[start Source material]

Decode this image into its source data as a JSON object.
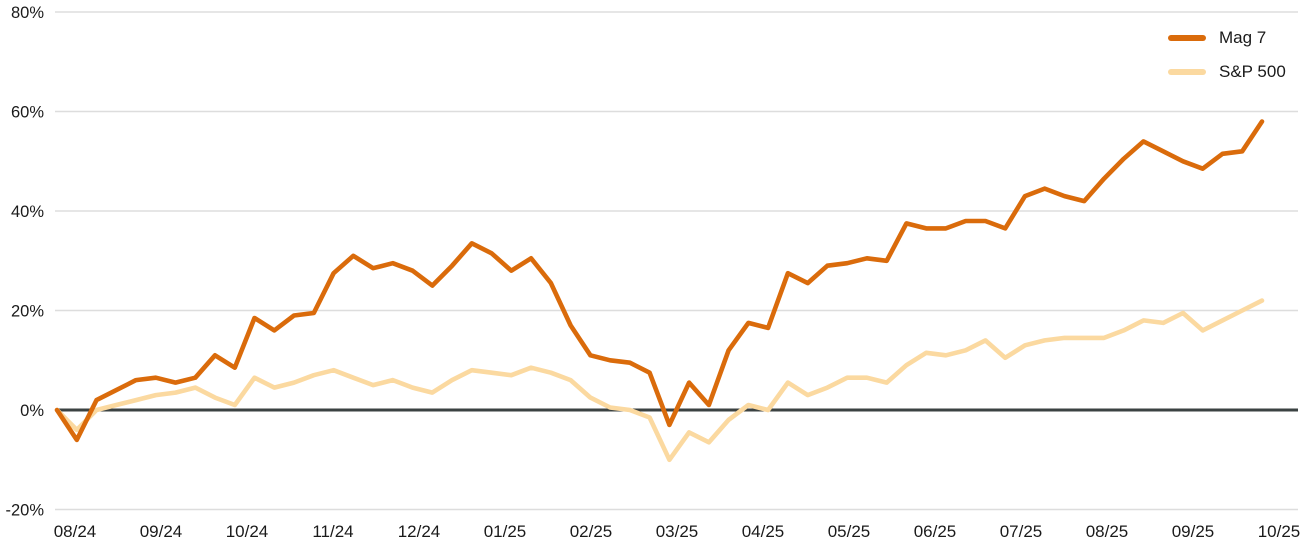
{
  "chart_data": {
    "type": "line",
    "title": "",
    "xlabel": "",
    "ylabel": "",
    "x_tick_labels": [
      "08/24",
      "09/24",
      "10/24",
      "11/24",
      "12/24",
      "01/25",
      "02/25",
      "03/25",
      "04/25",
      "05/25",
      "06/25",
      "07/25",
      "08/25",
      "09/25",
      "10/25"
    ],
    "y_ticks": [
      {
        "value": 80,
        "label": "80%"
      },
      {
        "value": 60,
        "label": "60%"
      },
      {
        "value": 40,
        "label": "40%"
      },
      {
        "value": 20,
        "label": "20%"
      },
      {
        "value": 0,
        "label": "0%"
      },
      {
        "value": -20,
        "label": "-20%"
      }
    ],
    "ylim": [
      -20,
      80
    ],
    "y_unit": "percent",
    "grid": "horizontal",
    "zero_baseline": true,
    "legend_position": "top-right",
    "series": [
      {
        "name": "Mag 7",
        "color": "#DA6B0B",
        "values": [
          0,
          -6,
          2,
          4,
          6,
          6.5,
          5.5,
          6.5,
          11,
          8.5,
          18.5,
          16,
          19,
          19.5,
          27.5,
          31,
          28.5,
          29.5,
          28,
          25,
          29,
          33.5,
          31.5,
          28,
          30.5,
          25.5,
          17,
          11,
          10,
          9.5,
          7.5,
          -3,
          5.5,
          1,
          12,
          17.5,
          16.5,
          27.5,
          25.5,
          29,
          29.5,
          30.5,
          30,
          37.5,
          36.5,
          36.5,
          38,
          38,
          36.5,
          43,
          44.5,
          43,
          42,
          46.5,
          50.5,
          54,
          52,
          50,
          48.5,
          51.5,
          52,
          58
        ]
      },
      {
        "name": "S&P 500",
        "color": "#FBD9A0",
        "values": [
          0,
          -4,
          0,
          1,
          2,
          3,
          3.5,
          4.5,
          2.5,
          1,
          6.5,
          4.5,
          5.5,
          7,
          8,
          6.5,
          5,
          6,
          4.5,
          3.5,
          6,
          8,
          7.5,
          7,
          8.5,
          7.5,
          6,
          2.5,
          0.5,
          0,
          -1.5,
          -10,
          -4.5,
          -6.5,
          -2,
          1,
          0,
          5.5,
          3,
          4.5,
          6.5,
          6.5,
          5.5,
          9,
          11.5,
          11,
          12,
          14,
          10.5,
          13,
          14,
          14.5,
          14.5,
          14.5,
          16,
          18,
          17.5,
          19.5,
          16,
          18,
          20,
          22
        ]
      }
    ]
  },
  "colors": {
    "grid_line": "#DDDDDD",
    "zero_line": "#3B4242",
    "tick_text": "#1A1A1A",
    "background": "#FFFFFF"
  }
}
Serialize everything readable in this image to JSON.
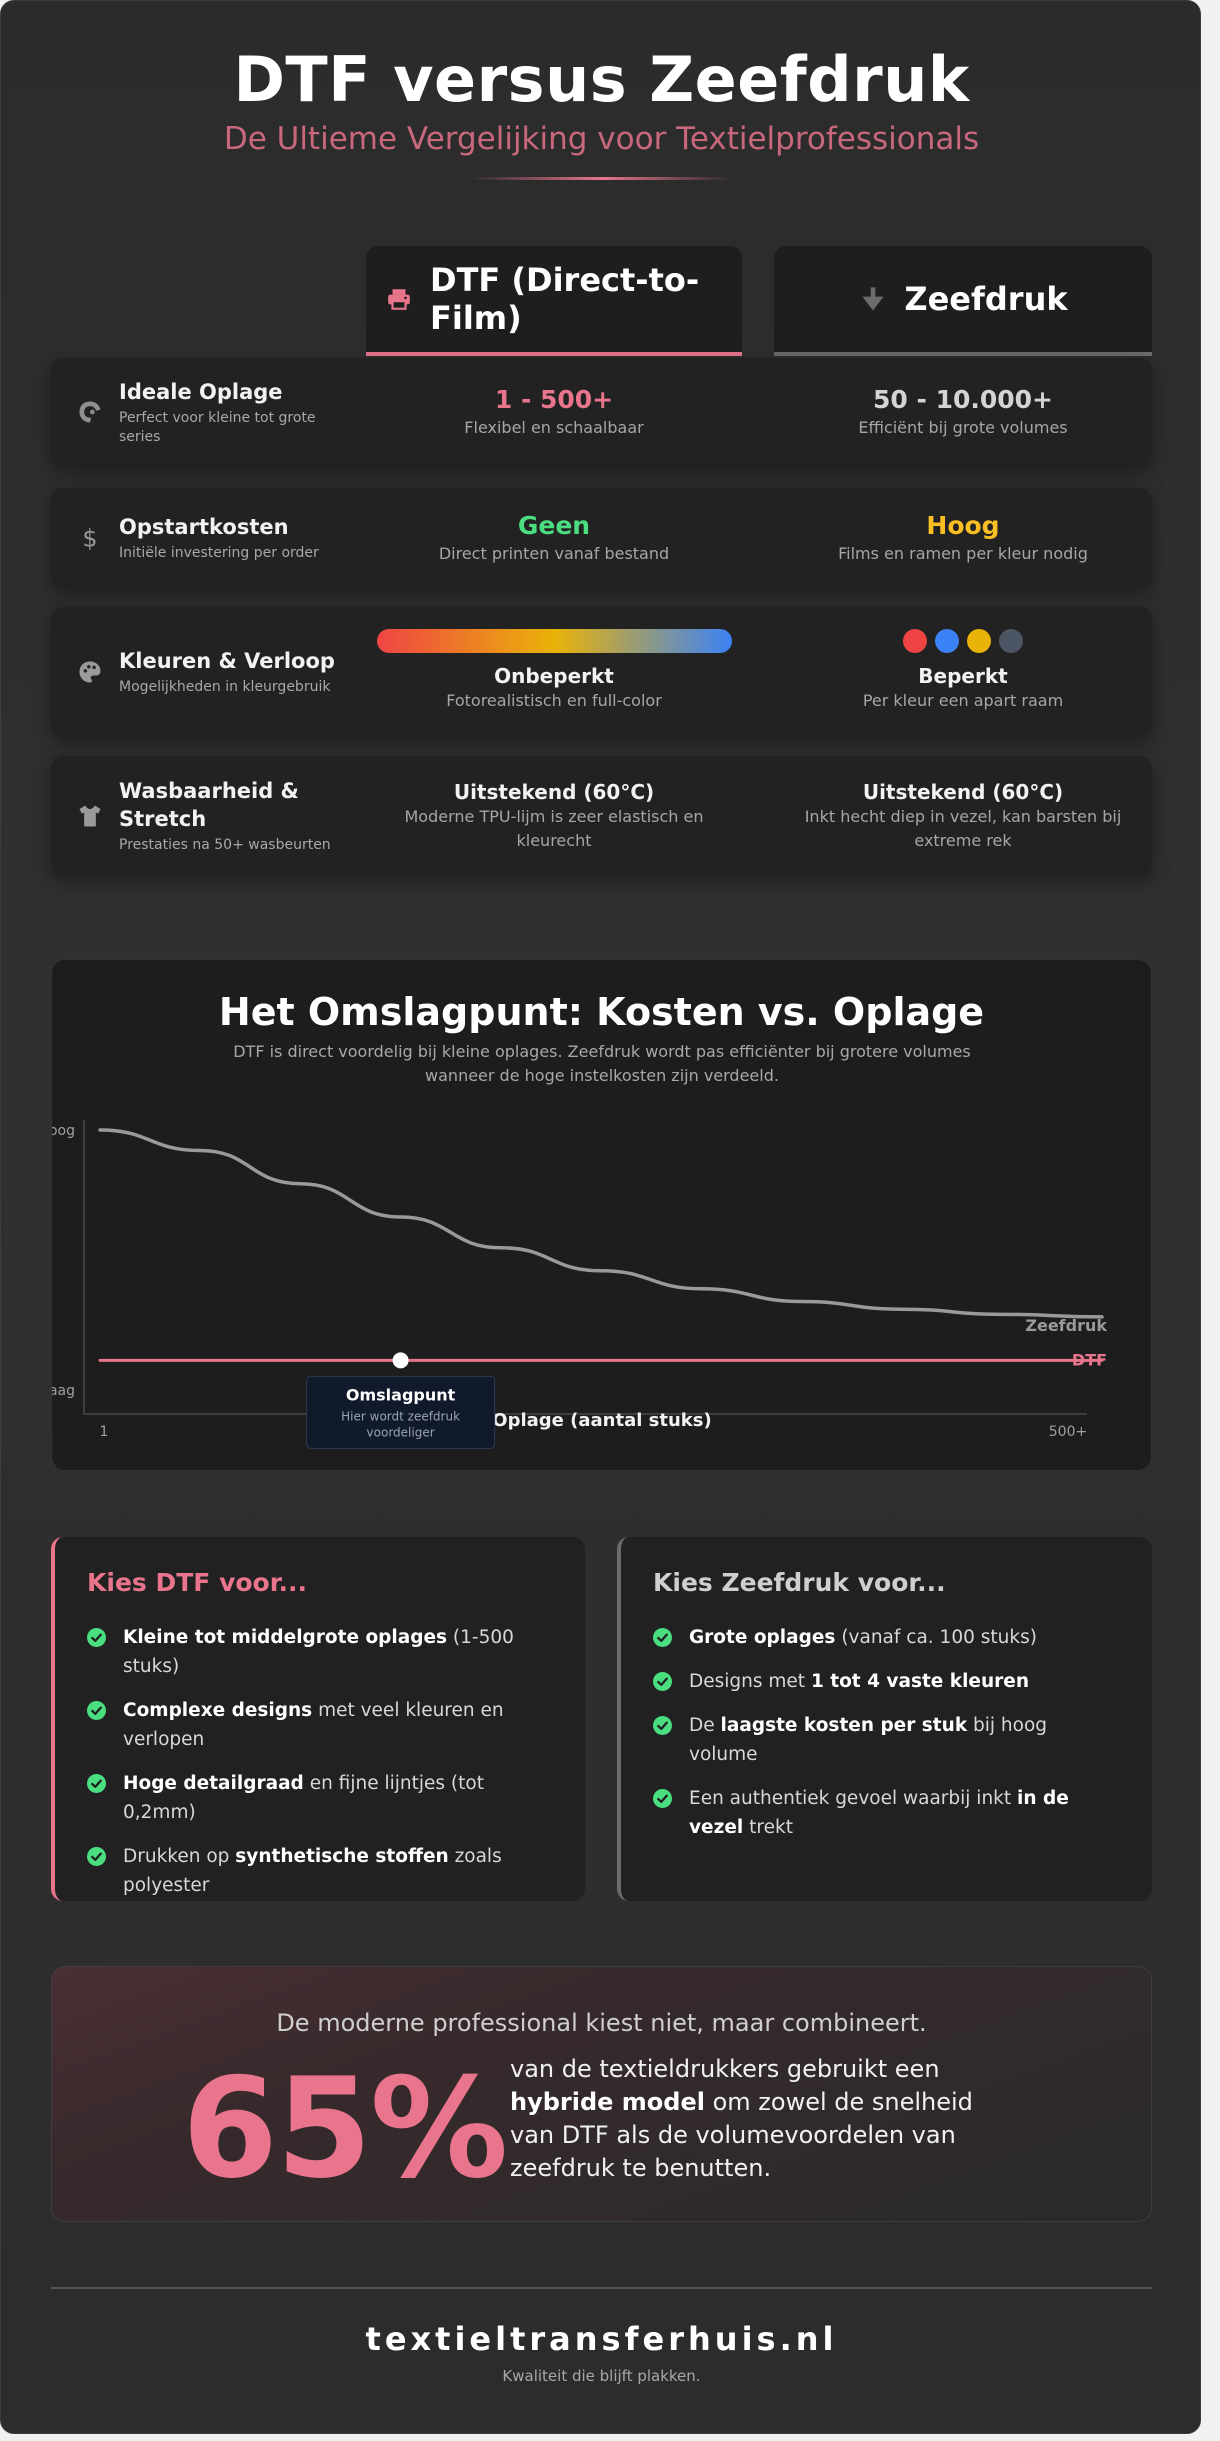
{
  "header": {
    "title": "DTF versus Zeefdruk",
    "subtitle": "De Ultieme Vergelijking voor Textielprofessionals"
  },
  "columns": {
    "dtf": {
      "label": "DTF (Direct-to-Film)",
      "icon": "printer-icon",
      "accent": "#e8758c"
    },
    "zeefdruk": {
      "label": "Zeefdruk",
      "icon": "squeegee-icon",
      "accent": "#6b6b6b"
    }
  },
  "comparison": [
    {
      "icon": "dragon-icon",
      "label": "Ideale Oplage",
      "desc": "Perfect voor kleine tot grote series",
      "dtf": {
        "value": "1 - 500+",
        "note": "Flexibel en schaalbaar",
        "color": "#e8758c"
      },
      "zeefdruk": {
        "value": "50 - 10.000+",
        "note": "Efficiënt bij grote volumes",
        "color": "#d4d4d4"
      }
    },
    {
      "icon": "dollar-icon",
      "label": "Opstartkosten",
      "desc": "Initiële investering per order",
      "dtf": {
        "value": "Geen",
        "note": "Direct printen vanaf bestand",
        "color": "#4ade80"
      },
      "zeefdruk": {
        "value": "Hoog",
        "note": "Films en ramen per kleur nodig",
        "color": "#fbbf24"
      }
    },
    {
      "icon": "palette-icon",
      "label": "Kleuren & Verloop",
      "desc": "Mogelijkheden in kleurgebruik",
      "dtf": {
        "value": "Onbeperkt",
        "note": "Fotorealistisch en full-color",
        "gradient": [
          "#ef4444",
          "#eab308",
          "#3b82f6"
        ]
      },
      "zeefdruk": {
        "value": "Beperkt",
        "note": "Per kleur een apart raam",
        "dots": [
          "#ef4444",
          "#3b82f6",
          "#eab308",
          "#4b5563"
        ]
      }
    },
    {
      "icon": "shirt-icon",
      "label": "Wasbaarheid & Stretch",
      "desc": "Prestaties na 50+ wasbeurten",
      "dtf": {
        "value": "Uitstekend (60°C)",
        "note": "Moderne TPU-lijm is zeer elastisch en kleurecht"
      },
      "zeefdruk": {
        "value": "Uitstekend (60°C)",
        "note": "Inkt hecht diep in vezel, kan barsten bij extreme rek"
      }
    }
  ],
  "chart_data": {
    "type": "line",
    "title": "Het Omslagpunt: Kosten vs. Oplage",
    "subtitle": "DTF is direct voordelig bij kleine oplages. Zeefdruk wordt pas efficiënter bij grotere volumes wanneer de hoge instelkosten zijn verdeeld.",
    "xlabel": "Oplage (aantal stuks)",
    "x_tick_labels": [
      "1",
      "500+"
    ],
    "y_tick_labels": [
      "Laag",
      "Hoog"
    ],
    "xlim": [
      0,
      1
    ],
    "ylim": [
      0,
      1
    ],
    "x": [
      0,
      0.1,
      0.2,
      0.3,
      0.4,
      0.5,
      0.6,
      0.7,
      0.8,
      0.9,
      1.0
    ],
    "series": [
      {
        "name": "Zeefdruk",
        "color": "#9a9a9a",
        "values": [
          1.0,
          0.92,
          0.79,
          0.66,
          0.54,
          0.45,
          0.38,
          0.33,
          0.3,
          0.28,
          0.27
        ]
      },
      {
        "name": "DTF",
        "color": "#e8758c",
        "values": [
          0.1,
          0.1,
          0.1,
          0.1,
          0.1,
          0.1,
          0.1,
          0.1,
          0.1,
          0.1,
          0.1
        ]
      }
    ],
    "annotation": {
      "label": "Omslagpunt",
      "text": "Hier wordt zeefdruk voordeliger",
      "x": 0.3,
      "y": 0.1
    },
    "grid": false,
    "legend": "inline-right"
  },
  "recommendations": {
    "dtf": {
      "title": "Kies DTF voor...",
      "items": [
        {
          "bold": "Kleine tot middelgrote oplages",
          "rest": " (1-500 stuks)"
        },
        {
          "bold": "Complexe designs",
          "rest": " met veel kleuren en verlopen"
        },
        {
          "bold": "Hoge detailgraad",
          "rest": " en fijne lijntjes (tot 0,2mm)"
        },
        {
          "pre": "Drukken op ",
          "bold": "synthetische stoffen",
          "rest": " zoals polyester"
        }
      ]
    },
    "zeefdruk": {
      "title": "Kies Zeefdruk voor...",
      "items": [
        {
          "bold": "Grote oplages",
          "rest": " (vanaf ca. 100 stuks)"
        },
        {
          "pre": "Designs met ",
          "bold": "1 tot 4 vaste kleuren",
          "rest": ""
        },
        {
          "pre": "De ",
          "bold": "laagste kosten per stuk",
          "rest": " bij hoog volume"
        },
        {
          "pre": "Een authentiek gevoel waarbij inkt ",
          "bold": "in de vezel",
          "rest": " trekt"
        }
      ]
    }
  },
  "stat": {
    "lead": "De moderne professional kiest niet, maar combineert.",
    "value": "65%",
    "pre": "van de textieldrukkers gebruikt een ",
    "bold": "hybride model",
    "rest": " om zowel de snelheid van DTF als de volumevoordelen van zeefdruk te benutten."
  },
  "footer": {
    "brand": "textieltransferhuis.nl",
    "tagline": "Kwaliteit die blijft plakken."
  }
}
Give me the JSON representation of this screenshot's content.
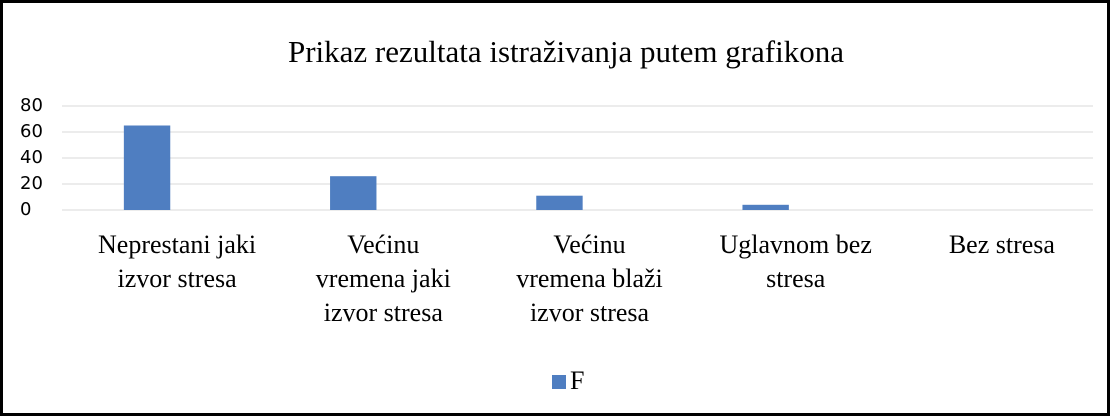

[end Source material]

▶ Direction:
Generate a word-for-word copy of the preceding records, excluding all pictures.

▶ Response below:
Decode this image into its source data as a JSON object.
{
  "chart_data": {
    "type": "line",
    "title": "",
    "xlabel": "",
    "ylabel": "",
    "x_tick_labels": [
      "08/24",
      "09/24",
      "10/24",
      "11/24",
      "12/24",
      "01/25",
      "02/25",
      "03/25",
      "04/25",
      "05/25",
      "06/25",
      "07/25",
      "08/25",
      "09/25",
      "10/25"
    ],
    "y_ticks": [
      {
        "value": 80,
        "label": "80%"
      },
      {
        "value": 60,
        "label": "60%"
      },
      {
        "value": 40,
        "label": "40%"
      },
      {
        "value": 20,
        "label": "20%"
      },
      {
        "value": 0,
        "label": "0%"
      },
      {
        "value": -20,
        "label": "-20%"
      }
    ],
    "ylim": [
      -20,
      80
    ],
    "y_unit": "percent",
    "grid": "horizontal",
    "zero_baseline": true,
    "legend_position": "top-right",
    "series": [
      {
        "name": "Mag 7",
        "color": "#DA6B0B",
        "values": [
          0,
          -6,
          2,
          4,
          6,
          6.5,
          5.5,
          6.5,
          11,
          8.5,
          18.5,
          16,
          19,
          19.5,
          27.5,
          31,
          28.5,
          29.5,
          28,
          25,
          29,
          33.5,
          31.5,
          28,
          30.5,
          25.5,
          17,
          11,
          10,
          9.5,
          7.5,
          -3,
          5.5,
          1,
          12,
          17.5,
          16.5,
          27.5,
          25.5,
          29,
          29.5,
          30.5,
          30,
          37.5,
          36.5,
          36.5,
          38,
          38,
          36.5,
          43,
          44.5,
          43,
          42,
          46.5,
          50.5,
          54,
          52,
          50,
          48.5,
          51.5,
          52,
          58
        ]
      },
      {
        "name": "S&P 500",
        "color": "#FBD9A0",
        "values": [
          0,
          -4,
          0,
          1,
          2,
          3,
          3.5,
          4.5,
          2.5,
          1,
          6.5,
          4.5,
          5.5,
          7,
          8,
          6.5,
          5,
          6,
          4.5,
          3.5,
          6,
          8,
          7.5,
          7,
          8.5,
          7.5,
          6,
          2.5,
          0.5,
          0,
          -1.5,
          -10,
          -4.5,
          -6.5,
          -2,
          1,
          0,
          5.5,
          3,
          4.5,
          6.5,
          6.5,
          5.5,
          9,
          11.5,
          11,
          12,
          14,
          10.5,
          13,
          14,
          14.5,
          14.5,
          14.5,
          16,
          18,
          17.5,
          19.5,
          16,
          18,
          20,
          22
        ]
      }
    ]
  },
  "colors": {
    "grid_line": "#DDDDDD",
    "zero_line": "#3B4242",
    "tick_text": "#1A1A1A",
    "background": "#FFFFFF"
  }
}
Serialize everything readable in this image to JSON.
{
  "header": {
    "title": "DTF versus Zeefdruk",
    "subtitle": "De Ultieme Vergelijking voor Textielprofessionals"
  },
  "columns": {
    "dtf": {
      "label": "DTF (Direct-to-Film)",
      "icon": "printer-icon",
      "accent": "#e8758c"
    },
    "zeefdruk": {
      "label": "Zeefdruk",
      "icon": "squeegee-icon",
      "accent": "#6b6b6b"
    }
  },
  "comparison": [
    {
      "icon": "dragon-icon",
      "label": "Ideale Oplage",
      "desc": "Perfect voor kleine tot grote series",
      "dtf": {
        "value": "1 - 500+",
        "note": "Flexibel en schaalbaar",
        "color": "#e8758c"
      },
      "zeefdruk": {
        "value": "50 - 10.000+",
        "note": "Efficiënt bij grote volumes",
        "color": "#d4d4d4"
      }
    },
    {
      "icon": "dollar-icon",
      "label": "Opstartkosten",
      "desc": "Initiële investering per order",
      "dtf": {
        "value": "Geen",
        "note": "Direct printen vanaf bestand",
        "color": "#4ade80"
      },
      "zeefdruk": {
        "value": "Hoog",
        "note": "Films en ramen per kleur nodig",
        "color": "#fbbf24"
      }
    },
    {
      "icon": "palette-icon",
      "label": "Kleuren & Verloop",
      "desc": "Mogelijkheden in kleurgebruik",
      "dtf": {
        "value": "Onbeperkt",
        "note": "Fotorealistisch en full-color",
        "gradient": [
          "#ef4444",
          "#eab308",
          "#3b82f6"
        ]
      },
      "zeefdruk": {
        "value": "Beperkt",
        "note": "Per kleur een apart raam",
        "dots": [
          "#ef4444",
          "#3b82f6",
          "#eab308",
          "#4b5563"
        ]
      }
    },
    {
      "icon": "shirt-icon",
      "label": "Wasbaarheid & Stretch",
      "desc": "Prestaties na 50+ wasbeurten",
      "dtf": {
        "value": "Uitstekend (60°C)",
        "note": "Moderne TPU-lijm is zeer elastisch en kleurecht"
      },
      "zeefdruk": {
        "value": "Uitstekend (60°C)",
        "note": "Inkt hecht diep in vezel, kan barsten bij extreme rek"
      }
    }
  ],
  "chart_data": {
    "type": "line",
    "title": "Het Omslagpunt: Kosten vs. Oplage",
    "subtitle": "DTF is direct voordelig bij kleine oplages. Zeefdruk wordt pas efficiënter bij grotere volumes wanneer de hoge instelkosten zijn verdeeld.",
    "xlabel": "Oplage (aantal stuks)",
    "x_tick_labels": [
      "1",
      "500+"
    ],
    "y_tick_labels": [
      "Laag",
      "Hoog"
    ],
    "xlim": [
      0,
      1
    ],
    "ylim": [
      0,
      1
    ],
    "x": [
      0,
      0.1,
      0.2,
      0.3,
      0.4,
      0.5,
      0.6,
      0.7,
      0.8,
      0.9,
      1.0
    ],
    "series": [
      {
        "name": "Zeefdruk",
        "color": "#9a9a9a",
        "values": [
          1.0,
          0.92,
          0.79,
          0.66,
          0.54,
          0.45,
          0.38,
          0.33,
          0.3,
          0.28,
          0.27
        ]
      },
      {
        "name": "DTF",
        "color": "#e8758c",
        "values": [
          0.1,
          0.1,
          0.1,
          0.1,
          0.1,
          0.1,
          0.1,
          0.1,
          0.1,
          0.1,
          0.1
        ]
      }
    ],
    "annotation": {
      "label": "Omslagpunt",
      "text": "Hier wordt zeefdruk voordeliger",
      "x": 0.3,
      "y": 0.1
    },
    "grid": false,
    "legend": "inline-right"
  },
  "recommendations": {
    "dtf": {
      "title": "Kies DTF voor...",
      "items": [
        {
          "bold": "Kleine tot middelgrote oplages",
          "rest": " (1-500 stuks)"
        },
        {
          "bold": "Complexe designs",
          "rest": " met veel kleuren en verlopen"
        },
        {
          "bold": "Hoge detailgraad",
          "rest": " en fijne lijntjes (tot 0,2mm)"
        },
        {
          "pre": "Drukken op ",
          "bold": "synthetische stoffen",
          "rest": " zoals polyester"
        }
      ]
    },
    "zeefdruk": {
      "title": "Kies Zeefdruk voor...",
      "items": [
        {
          "bold": "Grote oplages",
          "rest": " (vanaf ca. 100 stuks)"
        },
        {
          "pre": "Designs met ",
          "bold": "1 tot 4 vaste kleuren",
          "rest": ""
        },
        {
          "pre": "De ",
          "bold": "laagste kosten per stuk",
          "rest": " bij hoog volume"
        },
        {
          "pre": "Een authentiek gevoel waarbij inkt ",
          "bold": "in de vezel",
          "rest": " trekt"
        }
      ]
    }
  },
  "stat": {
    "lead": "De moderne professional kiest niet, maar combineert.",
    "value": "65%",
    "pre": "van de textieldrukkers gebruikt een ",
    "bold": "hybride model",
    "rest": " om zowel de snelheid van DTF als de volumevoordelen van zeefdruk te benutten."
  },
  "footer": {
    "brand": "textieltransferhuis.nl",
    "tagline": "Kwaliteit die blijft plakken."
  }
}
Give me the JSON representation of this screenshot's content.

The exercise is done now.